# Data to use start

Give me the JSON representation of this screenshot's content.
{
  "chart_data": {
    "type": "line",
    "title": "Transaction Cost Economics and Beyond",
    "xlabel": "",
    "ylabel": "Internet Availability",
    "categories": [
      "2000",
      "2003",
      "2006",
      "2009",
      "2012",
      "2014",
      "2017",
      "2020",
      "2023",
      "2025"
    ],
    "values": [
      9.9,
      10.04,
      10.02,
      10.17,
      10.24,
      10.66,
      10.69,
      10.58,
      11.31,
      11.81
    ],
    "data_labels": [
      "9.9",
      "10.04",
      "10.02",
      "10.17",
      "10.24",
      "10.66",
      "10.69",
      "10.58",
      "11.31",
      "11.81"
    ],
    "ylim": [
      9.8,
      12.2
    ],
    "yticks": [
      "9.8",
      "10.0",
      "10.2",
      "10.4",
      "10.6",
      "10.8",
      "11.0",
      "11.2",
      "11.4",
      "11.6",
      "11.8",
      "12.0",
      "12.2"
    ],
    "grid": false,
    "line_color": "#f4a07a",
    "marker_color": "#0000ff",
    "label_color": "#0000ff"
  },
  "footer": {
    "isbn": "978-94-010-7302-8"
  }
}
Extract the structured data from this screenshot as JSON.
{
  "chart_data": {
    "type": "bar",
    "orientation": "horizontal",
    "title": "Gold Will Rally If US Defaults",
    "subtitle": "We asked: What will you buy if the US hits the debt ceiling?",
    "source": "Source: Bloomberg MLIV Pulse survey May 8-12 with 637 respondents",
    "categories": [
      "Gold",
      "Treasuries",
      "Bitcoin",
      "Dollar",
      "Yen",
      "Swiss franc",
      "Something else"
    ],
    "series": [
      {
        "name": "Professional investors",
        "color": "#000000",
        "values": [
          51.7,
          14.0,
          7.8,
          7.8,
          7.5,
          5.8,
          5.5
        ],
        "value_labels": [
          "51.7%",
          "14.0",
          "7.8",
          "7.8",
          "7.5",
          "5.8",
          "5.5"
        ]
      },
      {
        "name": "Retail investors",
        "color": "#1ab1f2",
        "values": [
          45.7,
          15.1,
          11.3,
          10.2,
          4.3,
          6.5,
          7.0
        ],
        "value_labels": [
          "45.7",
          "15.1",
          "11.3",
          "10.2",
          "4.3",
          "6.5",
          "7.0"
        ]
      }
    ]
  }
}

# Data to use end

What you have to do:
Please reproduce the entire listing, exactly as shown.

Problem solution:
Give me the JSON representation of this screenshot's content.
{
  "chart_data": {
    "type": "line",
    "title": "Transaction Cost Economics and Beyond",
    "xlabel": "",
    "ylabel": "Internet Availability",
    "categories": [
      "2000",
      "2003",
      "2006",
      "2009",
      "2012",
      "2014",
      "2017",
      "2020",
      "2023",
      "2025"
    ],
    "values": [
      9.9,
      10.04,
      10.02,
      10.17,
      10.24,
      10.66,
      10.69,
      10.58,
      11.31,
      11.81
    ],
    "data_labels": [
      "9.9",
      "10.04",
      "10.02",
      "10.17",
      "10.24",
      "10.66",
      "10.69",
      "10.58",
      "11.31",
      "11.81"
    ],
    "ylim": [
      9.8,
      12.2
    ],
    "yticks": [
      "9.8",
      "10.0",
      "10.2",
      "10.4",
      "10.6",
      "10.8",
      "11.0",
      "11.2",
      "11.4",
      "11.6",
      "11.8",
      "12.0",
      "12.2"
    ],
    "grid": false,
    "line_color": "#f4a07a",
    "marker_color": "#0000ff",
    "label_color": "#0000ff"
  },
  "footer": {
    "isbn": "978-94-010-7302-8"
  }
}
Extract the structured data from this screenshot as JSON.
{
  "chart_data": {
    "type": "bar",
    "orientation": "horizontal",
    "title": "Gold Will Rally If US Defaults",
    "subtitle": "We asked: What will you buy if the US hits the debt ceiling?",
    "source": "Source: Bloomberg MLIV Pulse survey May 8-12 with 637 respondents",
    "categories": [
      "Gold",
      "Treasuries",
      "Bitcoin",
      "Dollar",
      "Yen",
      "Swiss franc",
      "Something else"
    ],
    "series": [
      {
        "name": "Professional investors",
        "color": "#000000",
        "values": [
          51.7,
          14.0,
          7.8,
          7.8,
          7.5,
          5.8,
          5.5
        ],
        "value_labels": [
          "51.7%",
          "14.0",
          "7.8",
          "7.8",
          "7.5",
          "5.8",
          "5.5"
        ]
      },
      {
        "name": "Retail investors",
        "color": "#1ab1f2",
        "values": [
          45.7,
          15.1,
          11.3,
          10.2,
          4.3,
          6.5,
          7.0
        ],
        "value_labels": [
          "45.7",
          "15.1",
          "11.3",
          "10.2",
          "4.3",
          "6.5",
          "7.0"
        ]
      }
    ]
  }
}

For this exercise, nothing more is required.